Output each line exactly as it appears, skipping any embedded picture.

(Figure content listings)

>>>>

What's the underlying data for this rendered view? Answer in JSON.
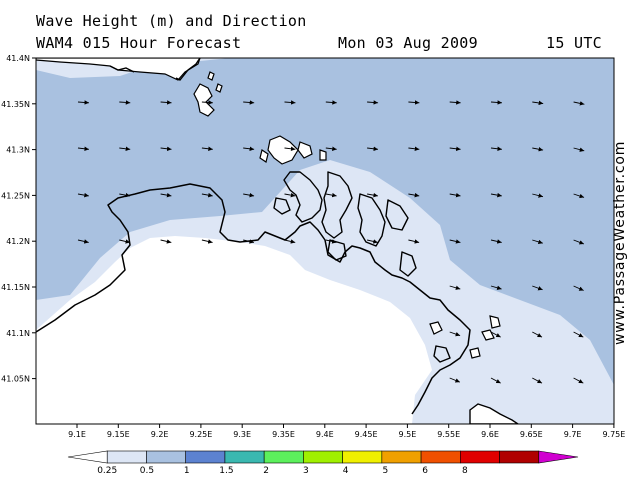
{
  "header": {
    "title": "Wave Height (m) and Direction",
    "model": "WAM4 015 Hour Forecast",
    "date": "Mon 03 Aug 2009",
    "time": "15 UTC"
  },
  "credit": "www.PassageWeather.com",
  "map": {
    "lat_labels": [
      "41.4N",
      "41.35N",
      "41.3N",
      "41.25N",
      "41.2N",
      "41.15N",
      "41.1N",
      "41.05N"
    ],
    "lon_labels": [
      "9.1E",
      "9.15E",
      "9.2E",
      "9.25E",
      "9.3E",
      "9.35E",
      "9.4E",
      "9.45E",
      "9.5E",
      "9.55E",
      "9.6E",
      "9.65E",
      "9.7E",
      "9.75E"
    ],
    "colors": {
      "sea_deep": "#a9c1e0",
      "sea_shallow": "#dde6f5",
      "land": "#ffffff",
      "coast": "#000000"
    }
  },
  "colorbar": {
    "labels": [
      "0.25",
      "0.5",
      "1",
      "1.5",
      "2",
      "3",
      "4",
      "5",
      "6",
      "8"
    ],
    "colors": [
      "#ffffff",
      "#dde6f5",
      "#a9c1e0",
      "#5c82d0",
      "#3ab8b0",
      "#5cf05c",
      "#a0f000",
      "#f0f000",
      "#f0a000",
      "#f05000",
      "#e00000",
      "#b00000",
      "#d000d0"
    ]
  }
}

<<<<

* Exercise output *
What's the underlying data for this rendered view? Answer in JSON.
{
  "header": {
    "title": "Wave Height (m) and Direction",
    "model": "WAM4 015 Hour Forecast",
    "date": "Mon 03 Aug 2009",
    "time": "15 UTC"
  },
  "credit": "www.PassageWeather.com",
  "map": {
    "lat_labels": [
      "41.4N",
      "41.35N",
      "41.3N",
      "41.25N",
      "41.2N",
      "41.15N",
      "41.1N",
      "41.05N"
    ],
    "lon_labels": [
      "9.1E",
      "9.15E",
      "9.2E",
      "9.25E",
      "9.3E",
      "9.35E",
      "9.4E",
      "9.45E",
      "9.5E",
      "9.55E",
      "9.6E",
      "9.65E",
      "9.7E",
      "9.75E"
    ],
    "colors": {
      "sea_deep": "#a9c1e0",
      "sea_shallow": "#dde6f5",
      "land": "#ffffff",
      "coast": "#000000"
    }
  },
  "colorbar": {
    "labels": [
      "0.25",
      "0.5",
      "1",
      "1.5",
      "2",
      "3",
      "4",
      "5",
      "6",
      "8"
    ],
    "colors": [
      "#ffffff",
      "#dde6f5",
      "#a9c1e0",
      "#5c82d0",
      "#3ab8b0",
      "#5cf05c",
      "#a0f000",
      "#f0f000",
      "#f0a000",
      "#f05000",
      "#e00000",
      "#b00000",
      "#d000d0"
    ]
  }
}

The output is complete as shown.